— Directions for this task —
Scan the listing below for the word "label" and state how many lines hold it. Write nothing but the number.

Dataset items:
::::::::::

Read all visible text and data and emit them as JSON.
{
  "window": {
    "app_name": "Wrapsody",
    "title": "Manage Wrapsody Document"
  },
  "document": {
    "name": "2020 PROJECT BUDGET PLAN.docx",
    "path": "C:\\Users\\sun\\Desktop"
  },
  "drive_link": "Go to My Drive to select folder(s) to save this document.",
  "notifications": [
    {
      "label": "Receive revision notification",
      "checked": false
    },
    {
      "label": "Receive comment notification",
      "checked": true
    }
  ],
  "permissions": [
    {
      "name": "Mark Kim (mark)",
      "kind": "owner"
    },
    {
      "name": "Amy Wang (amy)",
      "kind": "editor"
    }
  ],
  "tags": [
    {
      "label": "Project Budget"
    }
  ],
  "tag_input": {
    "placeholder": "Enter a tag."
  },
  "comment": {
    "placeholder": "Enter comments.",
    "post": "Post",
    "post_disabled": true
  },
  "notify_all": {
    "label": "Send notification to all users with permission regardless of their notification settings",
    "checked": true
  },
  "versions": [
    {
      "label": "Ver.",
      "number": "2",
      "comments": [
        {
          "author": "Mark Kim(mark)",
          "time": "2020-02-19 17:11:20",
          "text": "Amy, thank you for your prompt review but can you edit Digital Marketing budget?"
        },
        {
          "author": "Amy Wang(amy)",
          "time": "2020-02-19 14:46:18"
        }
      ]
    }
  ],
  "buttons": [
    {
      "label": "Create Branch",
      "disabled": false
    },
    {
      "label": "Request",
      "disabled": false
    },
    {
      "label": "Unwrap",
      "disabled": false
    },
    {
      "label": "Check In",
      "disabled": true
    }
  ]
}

::::::::::

— Output of the task —
9